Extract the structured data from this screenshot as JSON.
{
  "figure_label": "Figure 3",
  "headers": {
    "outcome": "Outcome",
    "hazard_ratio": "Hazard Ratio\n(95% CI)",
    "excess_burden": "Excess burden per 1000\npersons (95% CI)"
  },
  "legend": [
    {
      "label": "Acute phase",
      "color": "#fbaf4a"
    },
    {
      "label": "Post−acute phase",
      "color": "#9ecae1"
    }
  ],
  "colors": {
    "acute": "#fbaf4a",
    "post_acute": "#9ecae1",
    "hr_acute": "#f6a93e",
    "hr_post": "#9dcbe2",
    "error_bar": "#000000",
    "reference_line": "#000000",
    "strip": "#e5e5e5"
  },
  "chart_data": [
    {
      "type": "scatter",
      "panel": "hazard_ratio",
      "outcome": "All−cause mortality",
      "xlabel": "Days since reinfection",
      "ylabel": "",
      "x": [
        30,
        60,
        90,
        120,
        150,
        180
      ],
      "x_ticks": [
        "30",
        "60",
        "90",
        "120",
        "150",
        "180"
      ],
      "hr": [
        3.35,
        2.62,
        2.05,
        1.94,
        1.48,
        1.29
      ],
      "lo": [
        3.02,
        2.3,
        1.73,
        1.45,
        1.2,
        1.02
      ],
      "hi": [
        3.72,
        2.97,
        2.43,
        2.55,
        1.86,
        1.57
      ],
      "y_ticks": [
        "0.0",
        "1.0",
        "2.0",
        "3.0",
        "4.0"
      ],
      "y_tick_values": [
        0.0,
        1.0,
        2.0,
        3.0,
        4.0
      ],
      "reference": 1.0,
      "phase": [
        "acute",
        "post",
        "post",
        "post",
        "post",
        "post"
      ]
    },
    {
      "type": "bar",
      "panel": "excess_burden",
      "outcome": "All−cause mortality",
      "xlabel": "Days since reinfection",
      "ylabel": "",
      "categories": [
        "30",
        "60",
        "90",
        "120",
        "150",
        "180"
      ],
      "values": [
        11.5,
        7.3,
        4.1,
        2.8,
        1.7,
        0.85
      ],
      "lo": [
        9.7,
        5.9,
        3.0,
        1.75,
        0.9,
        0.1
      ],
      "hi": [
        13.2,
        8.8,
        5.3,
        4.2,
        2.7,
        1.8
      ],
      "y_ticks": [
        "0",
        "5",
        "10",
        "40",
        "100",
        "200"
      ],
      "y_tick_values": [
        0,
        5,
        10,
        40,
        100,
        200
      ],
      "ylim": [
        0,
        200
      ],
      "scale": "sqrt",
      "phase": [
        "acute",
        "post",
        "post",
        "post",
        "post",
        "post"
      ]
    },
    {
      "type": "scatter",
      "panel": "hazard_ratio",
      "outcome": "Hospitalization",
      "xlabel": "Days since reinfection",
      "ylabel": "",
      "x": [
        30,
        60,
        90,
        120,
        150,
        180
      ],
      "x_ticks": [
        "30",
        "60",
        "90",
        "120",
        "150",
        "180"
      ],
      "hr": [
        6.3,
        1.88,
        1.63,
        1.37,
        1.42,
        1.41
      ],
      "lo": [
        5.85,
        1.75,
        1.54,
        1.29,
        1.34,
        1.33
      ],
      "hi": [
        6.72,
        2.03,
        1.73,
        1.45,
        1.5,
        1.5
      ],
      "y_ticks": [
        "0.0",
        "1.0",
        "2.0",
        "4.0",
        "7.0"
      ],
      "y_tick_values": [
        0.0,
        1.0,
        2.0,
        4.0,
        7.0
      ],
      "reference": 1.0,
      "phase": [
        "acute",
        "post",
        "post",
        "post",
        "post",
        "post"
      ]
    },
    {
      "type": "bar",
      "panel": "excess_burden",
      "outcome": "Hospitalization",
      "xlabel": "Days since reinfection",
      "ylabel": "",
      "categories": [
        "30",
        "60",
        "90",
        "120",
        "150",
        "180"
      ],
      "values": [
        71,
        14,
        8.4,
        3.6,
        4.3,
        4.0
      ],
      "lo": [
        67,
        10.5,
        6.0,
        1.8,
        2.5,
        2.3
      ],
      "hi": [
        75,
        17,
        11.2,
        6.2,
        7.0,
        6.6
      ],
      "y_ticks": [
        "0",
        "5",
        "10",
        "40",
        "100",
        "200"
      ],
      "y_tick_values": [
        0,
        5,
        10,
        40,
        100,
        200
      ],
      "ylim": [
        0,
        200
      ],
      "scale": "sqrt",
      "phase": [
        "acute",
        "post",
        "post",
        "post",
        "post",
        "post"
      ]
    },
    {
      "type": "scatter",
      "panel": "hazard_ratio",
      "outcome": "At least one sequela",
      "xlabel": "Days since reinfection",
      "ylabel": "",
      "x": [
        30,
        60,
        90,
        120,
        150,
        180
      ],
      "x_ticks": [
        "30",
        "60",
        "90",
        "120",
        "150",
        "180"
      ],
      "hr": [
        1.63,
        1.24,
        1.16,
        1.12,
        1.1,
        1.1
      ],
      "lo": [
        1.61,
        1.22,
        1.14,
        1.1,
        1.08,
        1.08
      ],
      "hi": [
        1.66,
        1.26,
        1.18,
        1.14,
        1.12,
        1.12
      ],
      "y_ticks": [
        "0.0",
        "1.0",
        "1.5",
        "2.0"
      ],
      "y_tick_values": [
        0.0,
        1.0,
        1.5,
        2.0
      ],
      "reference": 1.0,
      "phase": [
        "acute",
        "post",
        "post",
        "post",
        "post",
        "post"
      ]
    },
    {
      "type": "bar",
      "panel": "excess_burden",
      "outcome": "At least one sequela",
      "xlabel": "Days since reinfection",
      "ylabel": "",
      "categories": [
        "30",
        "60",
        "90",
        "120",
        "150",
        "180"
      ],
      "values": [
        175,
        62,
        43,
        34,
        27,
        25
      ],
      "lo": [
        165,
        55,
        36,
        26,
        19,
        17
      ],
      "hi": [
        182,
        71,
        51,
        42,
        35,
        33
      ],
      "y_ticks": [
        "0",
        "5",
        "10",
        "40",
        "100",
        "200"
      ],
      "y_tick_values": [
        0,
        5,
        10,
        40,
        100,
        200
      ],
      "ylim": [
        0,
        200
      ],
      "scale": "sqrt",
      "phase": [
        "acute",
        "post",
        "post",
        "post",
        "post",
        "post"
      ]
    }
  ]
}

**Exercise**
Recopy the entries above in their entirety, exactly.

**Answer to the problem**
Extract the structured data from this screenshot as JSON.
{
  "figure_label": "Figure 3",
  "headers": {
    "outcome": "Outcome",
    "hazard_ratio": "Hazard Ratio\n(95% CI)",
    "excess_burden": "Excess burden per 1000\npersons (95% CI)"
  },
  "legend": [
    {
      "label": "Acute phase",
      "color": "#fbaf4a"
    },
    {
      "label": "Post−acute phase",
      "color": "#9ecae1"
    }
  ],
  "colors": {
    "acute": "#fbaf4a",
    "post_acute": "#9ecae1",
    "hr_acute": "#f6a93e",
    "hr_post": "#9dcbe2",
    "error_bar": "#000000",
    "reference_line": "#000000",
    "strip": "#e5e5e5"
  },
  "chart_data": [
    {
      "type": "scatter",
      "panel": "hazard_ratio",
      "outcome": "All−cause mortality",
      "xlabel": "Days since reinfection",
      "ylabel": "",
      "x": [
        30,
        60,
        90,
        120,
        150,
        180
      ],
      "x_ticks": [
        "30",
        "60",
        "90",
        "120",
        "150",
        "180"
      ],
      "hr": [
        3.35,
        2.62,
        2.05,
        1.94,
        1.48,
        1.29
      ],
      "lo": [
        3.02,
        2.3,
        1.73,
        1.45,
        1.2,
        1.02
      ],
      "hi": [
        3.72,
        2.97,
        2.43,
        2.55,
        1.86,
        1.57
      ],
      "y_ticks": [
        "0.0",
        "1.0",
        "2.0",
        "3.0",
        "4.0"
      ],
      "y_tick_values": [
        0.0,
        1.0,
        2.0,
        3.0,
        4.0
      ],
      "reference": 1.0,
      "phase": [
        "acute",
        "post",
        "post",
        "post",
        "post",
        "post"
      ]
    },
    {
      "type": "bar",
      "panel": "excess_burden",
      "outcome": "All−cause mortality",
      "xlabel": "Days since reinfection",
      "ylabel": "",
      "categories": [
        "30",
        "60",
        "90",
        "120",
        "150",
        "180"
      ],
      "values": [
        11.5,
        7.3,
        4.1,
        2.8,
        1.7,
        0.85
      ],
      "lo": [
        9.7,
        5.9,
        3.0,
        1.75,
        0.9,
        0.1
      ],
      "hi": [
        13.2,
        8.8,
        5.3,
        4.2,
        2.7,
        1.8
      ],
      "y_ticks": [
        "0",
        "5",
        "10",
        "40",
        "100",
        "200"
      ],
      "y_tick_values": [
        0,
        5,
        10,
        40,
        100,
        200
      ],
      "ylim": [
        0,
        200
      ],
      "scale": "sqrt",
      "phase": [
        "acute",
        "post",
        "post",
        "post",
        "post",
        "post"
      ]
    },
    {
      "type": "scatter",
      "panel": "hazard_ratio",
      "outcome": "Hospitalization",
      "xlabel": "Days since reinfection",
      "ylabel": "",
      "x": [
        30,
        60,
        90,
        120,
        150,
        180
      ],
      "x_ticks": [
        "30",
        "60",
        "90",
        "120",
        "150",
        "180"
      ],
      "hr": [
        6.3,
        1.88,
        1.63,
        1.37,
        1.42,
        1.41
      ],
      "lo": [
        5.85,
        1.75,
        1.54,
        1.29,
        1.34,
        1.33
      ],
      "hi": [
        6.72,
        2.03,
        1.73,
        1.45,
        1.5,
        1.5
      ],
      "y_ticks": [
        "0.0",
        "1.0",
        "2.0",
        "4.0",
        "7.0"
      ],
      "y_tick_values": [
        0.0,
        1.0,
        2.0,
        4.0,
        7.0
      ],
      "reference": 1.0,
      "phase": [
        "acute",
        "post",
        "post",
        "post",
        "post",
        "post"
      ]
    },
    {
      "type": "bar",
      "panel": "excess_burden",
      "outcome": "Hospitalization",
      "xlabel": "Days since reinfection",
      "ylabel": "",
      "categories": [
        "30",
        "60",
        "90",
        "120",
        "150",
        "180"
      ],
      "values": [
        71,
        14,
        8.4,
        3.6,
        4.3,
        4.0
      ],
      "lo": [
        67,
        10.5,
        6.0,
        1.8,
        2.5,
        2.3
      ],
      "hi": [
        75,
        17,
        11.2,
        6.2,
        7.0,
        6.6
      ],
      "y_ticks": [
        "0",
        "5",
        "10",
        "40",
        "100",
        "200"
      ],
      "y_tick_values": [
        0,
        5,
        10,
        40,
        100,
        200
      ],
      "ylim": [
        0,
        200
      ],
      "scale": "sqrt",
      "phase": [
        "acute",
        "post",
        "post",
        "post",
        "post",
        "post"
      ]
    },
    {
      "type": "scatter",
      "panel": "hazard_ratio",
      "outcome": "At least one sequela",
      "xlabel": "Days since reinfection",
      "ylabel": "",
      "x": [
        30,
        60,
        90,
        120,
        150,
        180
      ],
      "x_ticks": [
        "30",
        "60",
        "90",
        "120",
        "150",
        "180"
      ],
      "hr": [
        1.63,
        1.24,
        1.16,
        1.12,
        1.1,
        1.1
      ],
      "lo": [
        1.61,
        1.22,
        1.14,
        1.1,
        1.08,
        1.08
      ],
      "hi": [
        1.66,
        1.26,
        1.18,
        1.14,
        1.12,
        1.12
      ],
      "y_ticks": [
        "0.0",
        "1.0",
        "1.5",
        "2.0"
      ],
      "y_tick_values": [
        0.0,
        1.0,
        1.5,
        2.0
      ],
      "reference": 1.0,
      "phase": [
        "acute",
        "post",
        "post",
        "post",
        "post",
        "post"
      ]
    },
    {
      "type": "bar",
      "panel": "excess_burden",
      "outcome": "At least one sequela",
      "xlabel": "Days since reinfection",
      "ylabel": "",
      "categories": [
        "30",
        "60",
        "90",
        "120",
        "150",
        "180"
      ],
      "values": [
        175,
        62,
        43,
        34,
        27,
        25
      ],
      "lo": [
        165,
        55,
        36,
        26,
        19,
        17
      ],
      "hi": [
        182,
        71,
        51,
        42,
        35,
        33
      ],
      "y_ticks": [
        "0",
        "5",
        "10",
        "40",
        "100",
        "200"
      ],
      "y_tick_values": [
        0,
        5,
        10,
        40,
        100,
        200
      ],
      "ylim": [
        0,
        200
      ],
      "scale": "sqrt",
      "phase": [
        "acute",
        "post",
        "post",
        "post",
        "post",
        "post"
      ]
    }
  ]
}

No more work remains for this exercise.